Task to complete:
Each line below must be set down exactly; omit any image you find.
###
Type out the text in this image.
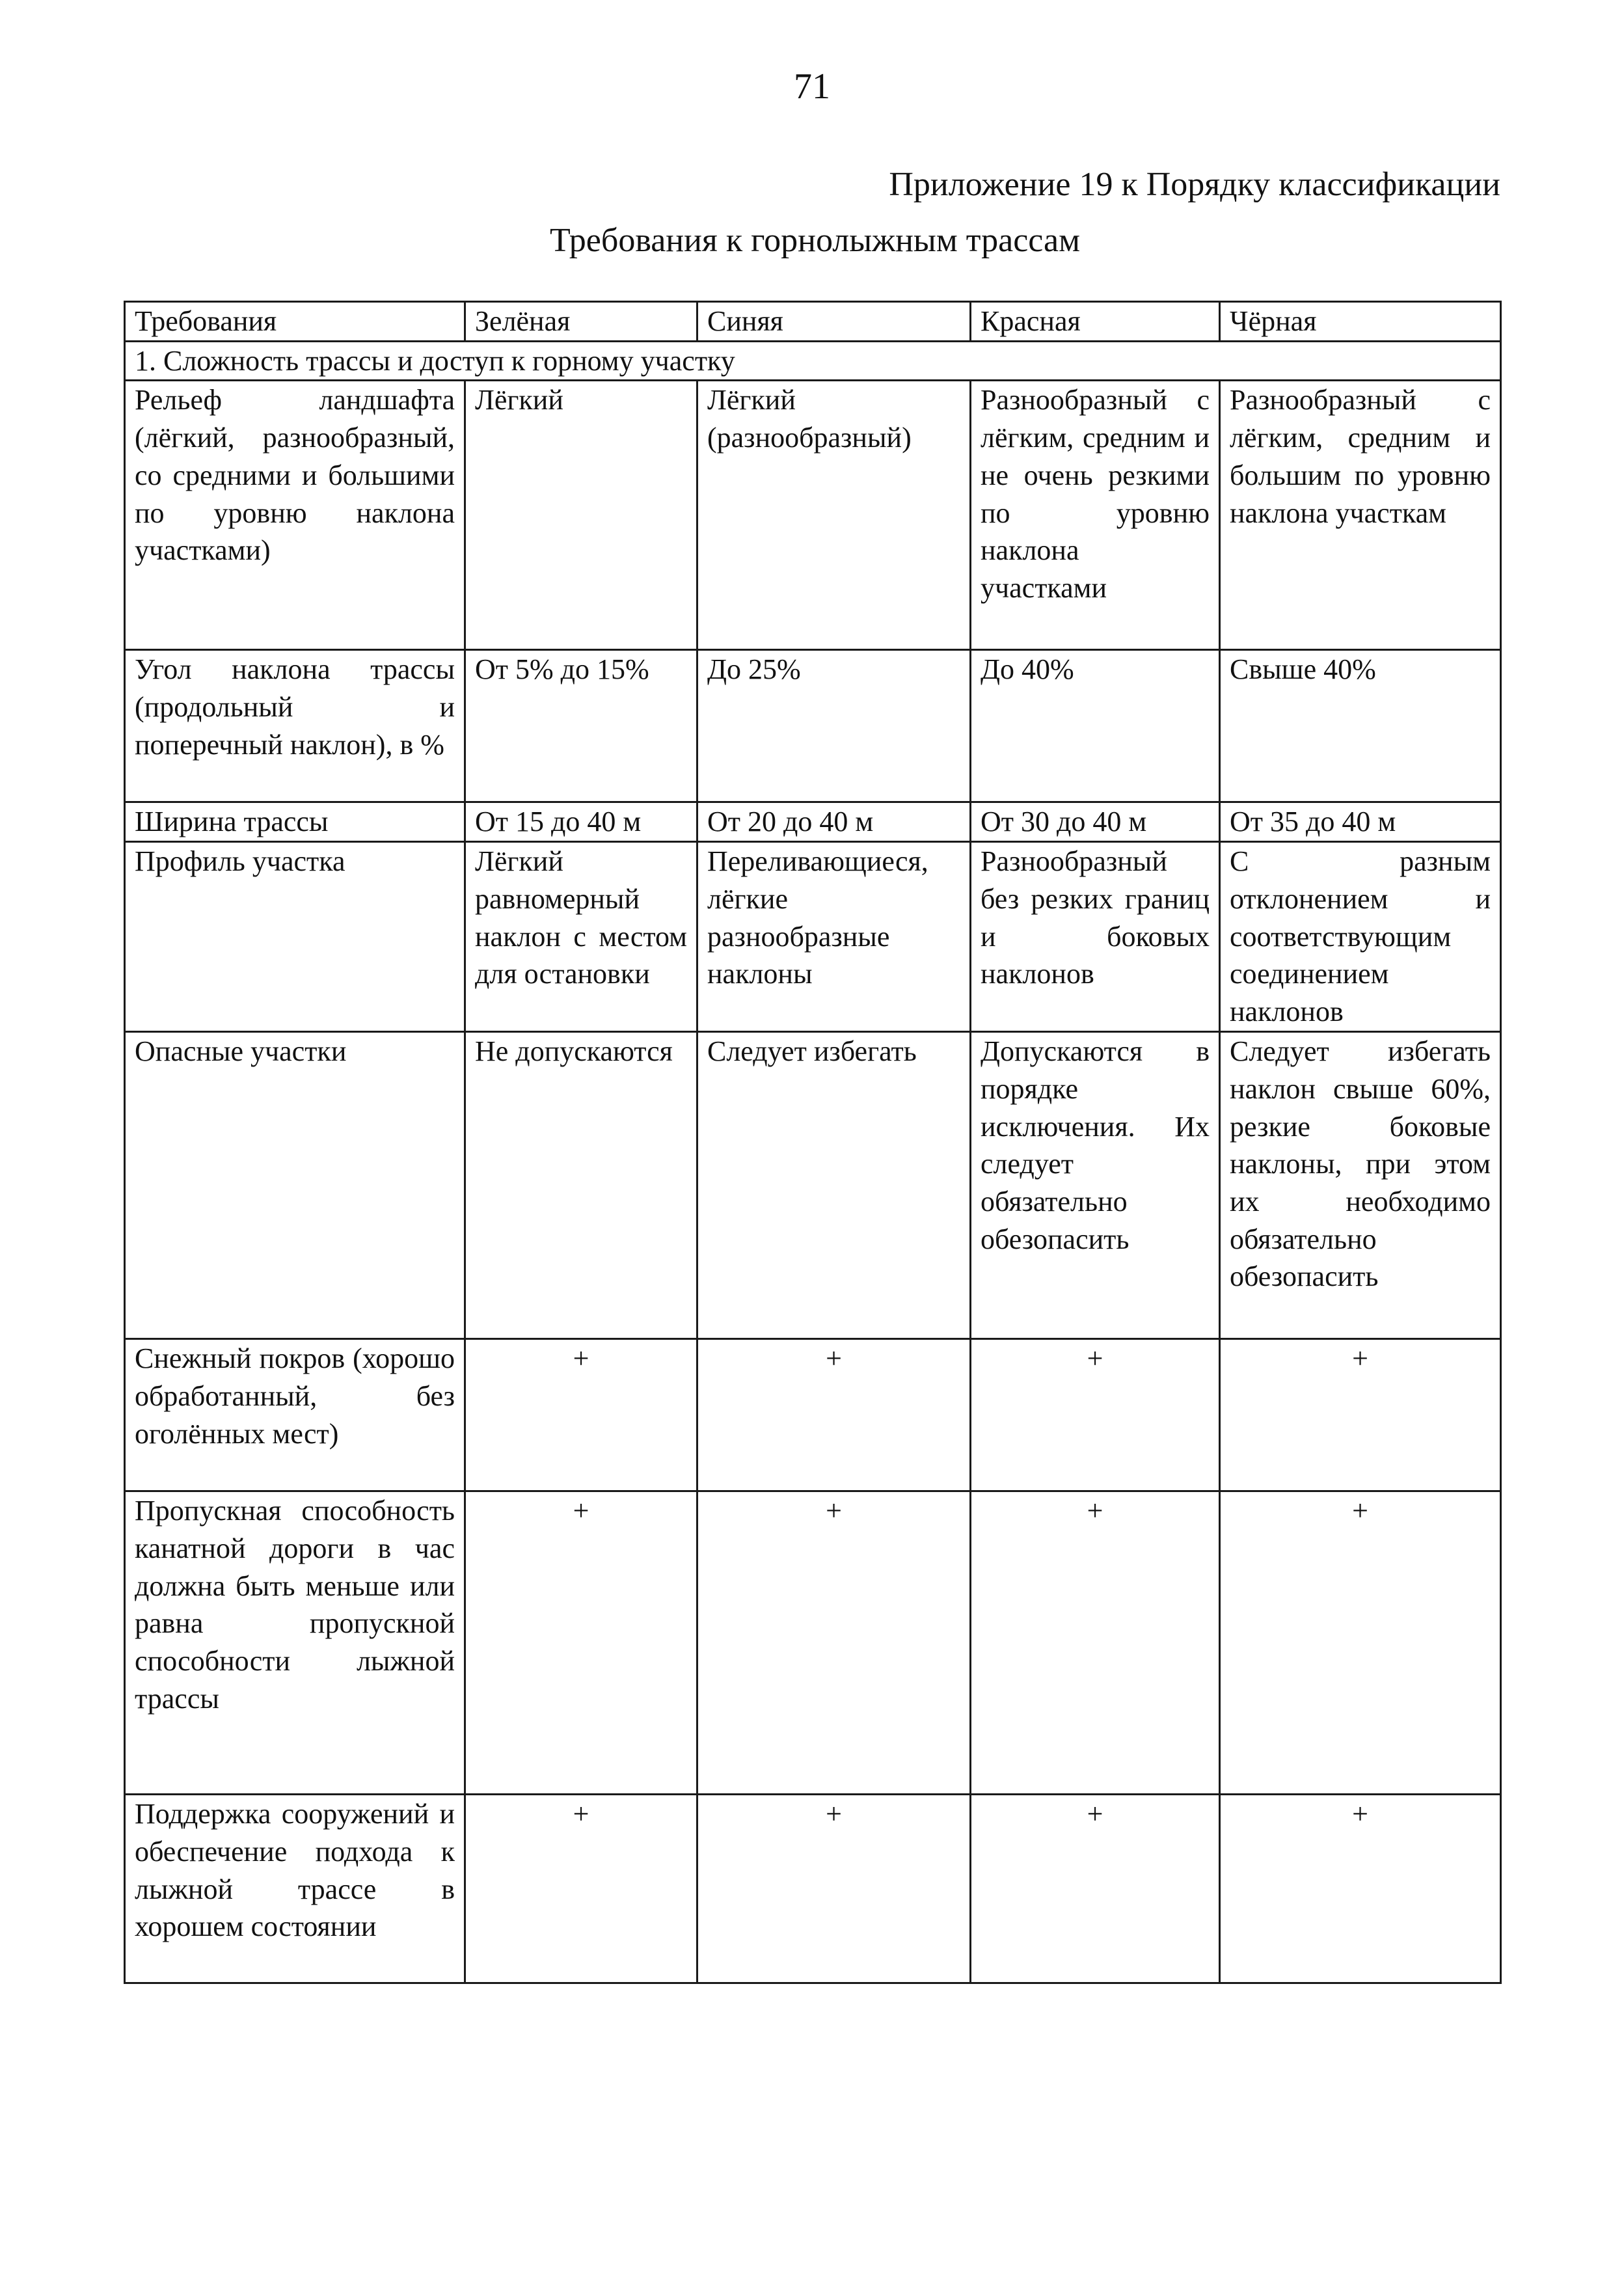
71
Приложение 19 к Порядку классификации
Требования к горнолыжным трассам
Требования	Зелёная	Синяя	Красная	Чёрная
1. Сложность трассы и доступ к горному участку				
Рельеф ландшафта (лёгкий, разнообразный, со средними и большими по уровню наклона участками)	Лёгкий	Лёгкий (разнообразный)	Разнообразный с лёгким, средним и не очень резкими по уровню наклона участками	Разнообразный с лёгким, средним и большим по уровню наклона участкам
Угол наклона трассы (продольный и поперечный наклон), в %	От 5% до 15%	До 25%	До 40%	Свыше 40%
Ширина трассы	От 15 до 40 м	От 20 до 40 м	От 30 до 40 м	От 35 до 40 м
Профиль участка	Лёгкий равномерный наклон с местом для остановки	Переливающиеся, лёгкие разнообразные наклоны	Разнообразный без резких границ и боковых наклонов	С разным отклонением и соответствующим соединением наклонов
Опасные участки	Не допускаются	Следует избегать	Допускаются в порядке исключения. Их следует обязательно обезопасить	Следует избегать наклон свыше 60%, резкие боковые наклоны, при этом их необходимо обязательно обезопасить
Снежный покров (хорошо обработанный, без оголённых мест)	+	+	+	+
Пропускная способность канатной дороги в час должна быть меньше или равна пропускной способности лыжной трассы	+	+	+	+
Поддержка сооружений и обеспечение подхода к лыжной трассе в хорошем состоянии	+	+	+	+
###
Task response:
Type out the text in this image.
71
Приложение 19 к Порядку классификации
Требования к горнолыжным трассам
Требования	Зелёная	Синяя	Красная	Чёрная
1. Сложность трассы и доступ к горному участку				
Рельеф ландшафта (лёгкий, разнообразный, со средними и большими по уровню наклона участками)	Лёгкий	Лёгкий (разнообразный)	Разнообразный с лёгким, средним и не очень резкими по уровню наклона участками	Разнообразный с лёгким, средним и большим по уровню наклона участкам
Угол наклона трассы (продольный и поперечный наклон), в %	От 5% до 15%	До 25%	До 40%	Свыше 40%
Ширина трассы	От 15 до 40 м	От 20 до 40 м	От 30 до 40 м	От 35 до 40 м
Профиль участка	Лёгкий равномерный наклон с местом для остановки	Переливающиеся, лёгкие разнообразные наклоны	Разнообразный без резких границ и боковых наклонов	С разным отклонением и соответствующим соединением наклонов
Опасные участки	Не допускаются	Следует избегать	Допускаются в порядке исключения. Их следует обязательно обезопасить	Следует избегать наклон свыше 60%, резкие боковые наклоны, при этом их необходимо обязательно обезопасить
Снежный покров (хорошо обработанный, без оголённых мест)	+	+	+	+
Пропускная способность канатной дороги в час должна быть меньше или равна пропускной способности лыжной трассы	+	+	+	+
Поддержка сооружений и обеспечение подхода к лыжной трассе в хорошем состоянии	+	+	+	+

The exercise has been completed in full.